##### INPUT RECORDS #####
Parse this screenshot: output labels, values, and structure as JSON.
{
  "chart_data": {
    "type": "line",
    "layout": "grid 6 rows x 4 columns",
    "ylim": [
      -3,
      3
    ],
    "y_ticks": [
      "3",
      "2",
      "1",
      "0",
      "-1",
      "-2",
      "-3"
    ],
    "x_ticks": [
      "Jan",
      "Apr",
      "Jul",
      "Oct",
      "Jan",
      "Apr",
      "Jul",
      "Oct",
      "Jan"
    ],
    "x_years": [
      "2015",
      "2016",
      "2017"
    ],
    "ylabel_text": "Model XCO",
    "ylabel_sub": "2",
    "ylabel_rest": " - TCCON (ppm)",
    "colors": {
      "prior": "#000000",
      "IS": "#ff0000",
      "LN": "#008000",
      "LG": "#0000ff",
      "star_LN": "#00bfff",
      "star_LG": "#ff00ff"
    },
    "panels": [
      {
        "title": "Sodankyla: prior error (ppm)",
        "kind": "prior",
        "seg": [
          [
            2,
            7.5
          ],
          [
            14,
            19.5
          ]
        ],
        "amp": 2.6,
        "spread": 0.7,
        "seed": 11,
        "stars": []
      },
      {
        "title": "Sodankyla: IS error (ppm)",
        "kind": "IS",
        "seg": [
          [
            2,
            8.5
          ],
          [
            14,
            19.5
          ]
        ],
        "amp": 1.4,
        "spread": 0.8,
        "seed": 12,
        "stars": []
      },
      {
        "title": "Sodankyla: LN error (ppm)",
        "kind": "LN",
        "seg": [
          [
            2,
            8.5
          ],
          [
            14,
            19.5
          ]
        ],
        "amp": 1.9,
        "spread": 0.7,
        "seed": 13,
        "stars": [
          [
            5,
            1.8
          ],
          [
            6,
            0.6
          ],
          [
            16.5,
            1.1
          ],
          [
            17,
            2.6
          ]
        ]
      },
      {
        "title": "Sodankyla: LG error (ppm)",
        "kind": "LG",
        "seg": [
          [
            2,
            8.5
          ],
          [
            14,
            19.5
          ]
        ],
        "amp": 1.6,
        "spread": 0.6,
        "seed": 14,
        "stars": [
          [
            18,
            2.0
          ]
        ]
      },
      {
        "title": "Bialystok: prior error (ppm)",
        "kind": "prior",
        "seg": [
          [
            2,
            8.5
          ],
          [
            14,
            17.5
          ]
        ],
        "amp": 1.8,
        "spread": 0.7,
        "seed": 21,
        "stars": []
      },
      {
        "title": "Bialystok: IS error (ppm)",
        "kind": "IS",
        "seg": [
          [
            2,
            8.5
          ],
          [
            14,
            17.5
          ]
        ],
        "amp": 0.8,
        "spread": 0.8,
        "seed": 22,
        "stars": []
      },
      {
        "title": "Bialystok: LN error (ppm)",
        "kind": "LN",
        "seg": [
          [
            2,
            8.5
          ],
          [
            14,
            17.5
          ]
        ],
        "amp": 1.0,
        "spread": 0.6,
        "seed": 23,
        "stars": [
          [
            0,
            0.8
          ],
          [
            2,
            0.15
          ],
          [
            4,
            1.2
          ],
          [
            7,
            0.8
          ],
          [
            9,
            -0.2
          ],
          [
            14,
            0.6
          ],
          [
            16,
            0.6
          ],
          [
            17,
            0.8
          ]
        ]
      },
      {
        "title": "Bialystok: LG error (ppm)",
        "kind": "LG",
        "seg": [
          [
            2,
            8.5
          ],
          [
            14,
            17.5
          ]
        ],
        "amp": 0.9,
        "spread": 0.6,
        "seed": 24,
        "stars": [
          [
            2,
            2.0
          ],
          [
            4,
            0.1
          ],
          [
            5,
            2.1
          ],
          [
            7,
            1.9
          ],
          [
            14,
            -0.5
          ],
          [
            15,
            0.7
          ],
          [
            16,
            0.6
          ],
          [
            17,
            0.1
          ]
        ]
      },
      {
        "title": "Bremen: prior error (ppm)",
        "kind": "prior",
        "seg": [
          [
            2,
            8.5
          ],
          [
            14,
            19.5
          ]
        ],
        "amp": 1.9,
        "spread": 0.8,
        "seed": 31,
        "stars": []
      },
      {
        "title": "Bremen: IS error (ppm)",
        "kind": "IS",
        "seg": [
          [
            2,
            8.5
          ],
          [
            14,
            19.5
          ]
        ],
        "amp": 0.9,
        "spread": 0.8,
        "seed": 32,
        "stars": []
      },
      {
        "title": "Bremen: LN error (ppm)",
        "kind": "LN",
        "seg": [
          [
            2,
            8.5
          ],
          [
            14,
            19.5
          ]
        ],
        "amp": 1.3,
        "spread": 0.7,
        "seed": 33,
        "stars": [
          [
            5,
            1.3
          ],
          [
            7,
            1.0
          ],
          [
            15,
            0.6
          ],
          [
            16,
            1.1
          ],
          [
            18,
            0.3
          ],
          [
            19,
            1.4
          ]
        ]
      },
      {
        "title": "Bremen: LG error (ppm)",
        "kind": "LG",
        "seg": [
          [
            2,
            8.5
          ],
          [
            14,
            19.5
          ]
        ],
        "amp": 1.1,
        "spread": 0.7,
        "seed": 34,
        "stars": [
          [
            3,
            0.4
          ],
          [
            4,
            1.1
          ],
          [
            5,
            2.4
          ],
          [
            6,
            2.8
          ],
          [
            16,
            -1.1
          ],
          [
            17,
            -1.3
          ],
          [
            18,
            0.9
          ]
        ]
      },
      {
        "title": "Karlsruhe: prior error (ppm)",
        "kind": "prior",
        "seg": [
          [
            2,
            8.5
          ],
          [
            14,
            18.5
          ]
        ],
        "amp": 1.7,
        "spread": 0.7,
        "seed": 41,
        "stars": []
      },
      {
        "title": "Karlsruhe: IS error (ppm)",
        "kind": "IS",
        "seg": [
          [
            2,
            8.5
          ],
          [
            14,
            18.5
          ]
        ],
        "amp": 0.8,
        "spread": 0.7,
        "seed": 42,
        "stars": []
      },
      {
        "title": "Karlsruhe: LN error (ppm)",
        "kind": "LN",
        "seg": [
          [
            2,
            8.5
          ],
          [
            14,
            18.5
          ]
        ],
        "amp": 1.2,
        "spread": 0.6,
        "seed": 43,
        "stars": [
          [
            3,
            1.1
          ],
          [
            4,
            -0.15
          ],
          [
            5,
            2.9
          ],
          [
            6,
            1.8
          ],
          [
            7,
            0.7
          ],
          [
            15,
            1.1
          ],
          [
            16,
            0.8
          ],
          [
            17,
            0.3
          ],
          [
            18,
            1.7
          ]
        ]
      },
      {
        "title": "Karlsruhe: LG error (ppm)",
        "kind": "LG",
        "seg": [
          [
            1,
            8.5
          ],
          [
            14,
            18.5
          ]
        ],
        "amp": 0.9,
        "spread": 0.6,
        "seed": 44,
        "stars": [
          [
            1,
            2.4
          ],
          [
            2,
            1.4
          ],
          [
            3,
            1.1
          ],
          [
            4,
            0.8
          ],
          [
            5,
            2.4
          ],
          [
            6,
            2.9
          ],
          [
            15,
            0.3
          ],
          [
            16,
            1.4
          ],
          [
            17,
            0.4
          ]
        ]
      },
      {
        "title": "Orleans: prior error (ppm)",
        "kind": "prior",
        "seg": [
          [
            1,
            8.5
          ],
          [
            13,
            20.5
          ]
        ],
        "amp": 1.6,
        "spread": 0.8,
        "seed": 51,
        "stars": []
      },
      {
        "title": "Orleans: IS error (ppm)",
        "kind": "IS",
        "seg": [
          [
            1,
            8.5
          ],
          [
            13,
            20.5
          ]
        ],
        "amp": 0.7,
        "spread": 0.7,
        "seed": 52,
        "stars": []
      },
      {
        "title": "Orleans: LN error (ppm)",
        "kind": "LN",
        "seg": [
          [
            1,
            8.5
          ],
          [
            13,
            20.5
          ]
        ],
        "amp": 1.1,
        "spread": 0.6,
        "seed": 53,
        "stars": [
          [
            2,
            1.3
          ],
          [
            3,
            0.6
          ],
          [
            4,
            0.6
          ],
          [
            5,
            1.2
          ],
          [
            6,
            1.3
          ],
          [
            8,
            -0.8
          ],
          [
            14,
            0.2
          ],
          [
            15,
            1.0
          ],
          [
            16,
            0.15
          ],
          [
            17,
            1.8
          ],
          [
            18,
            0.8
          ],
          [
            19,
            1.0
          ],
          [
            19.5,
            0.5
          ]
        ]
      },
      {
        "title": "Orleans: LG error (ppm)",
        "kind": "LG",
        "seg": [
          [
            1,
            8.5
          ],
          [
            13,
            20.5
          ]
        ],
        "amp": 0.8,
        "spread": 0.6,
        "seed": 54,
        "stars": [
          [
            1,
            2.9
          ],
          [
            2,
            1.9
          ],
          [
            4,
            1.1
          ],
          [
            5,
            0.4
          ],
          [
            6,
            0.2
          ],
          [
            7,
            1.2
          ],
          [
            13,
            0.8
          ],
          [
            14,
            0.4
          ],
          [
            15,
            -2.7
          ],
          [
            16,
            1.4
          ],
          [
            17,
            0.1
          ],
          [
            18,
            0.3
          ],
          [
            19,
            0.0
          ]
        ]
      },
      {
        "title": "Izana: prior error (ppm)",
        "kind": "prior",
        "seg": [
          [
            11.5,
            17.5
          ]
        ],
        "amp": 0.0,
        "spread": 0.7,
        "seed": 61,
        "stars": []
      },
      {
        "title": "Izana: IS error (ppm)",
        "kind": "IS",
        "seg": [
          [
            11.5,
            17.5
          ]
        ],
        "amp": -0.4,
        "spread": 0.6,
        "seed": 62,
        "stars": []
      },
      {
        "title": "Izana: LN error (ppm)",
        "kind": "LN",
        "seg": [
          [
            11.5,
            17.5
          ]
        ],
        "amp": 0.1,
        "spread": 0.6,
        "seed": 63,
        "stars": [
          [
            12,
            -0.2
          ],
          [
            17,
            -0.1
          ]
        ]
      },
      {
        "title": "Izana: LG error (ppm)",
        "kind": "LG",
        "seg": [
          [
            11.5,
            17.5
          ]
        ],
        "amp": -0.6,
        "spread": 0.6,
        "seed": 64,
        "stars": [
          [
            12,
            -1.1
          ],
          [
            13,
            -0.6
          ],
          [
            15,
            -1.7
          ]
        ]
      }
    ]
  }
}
#####
- WHAT YOU ARE ASKED TO DO
Copy each line of the records above that carries the word "Orleans".

- RESULT BELOW
        "title": "Orleans: prior error (ppm)",
        "title": "Orleans: IS error (ppm)",
        "title": "Orleans: LN error (ppm)",
        "title": "Orleans: LG error (ppm)",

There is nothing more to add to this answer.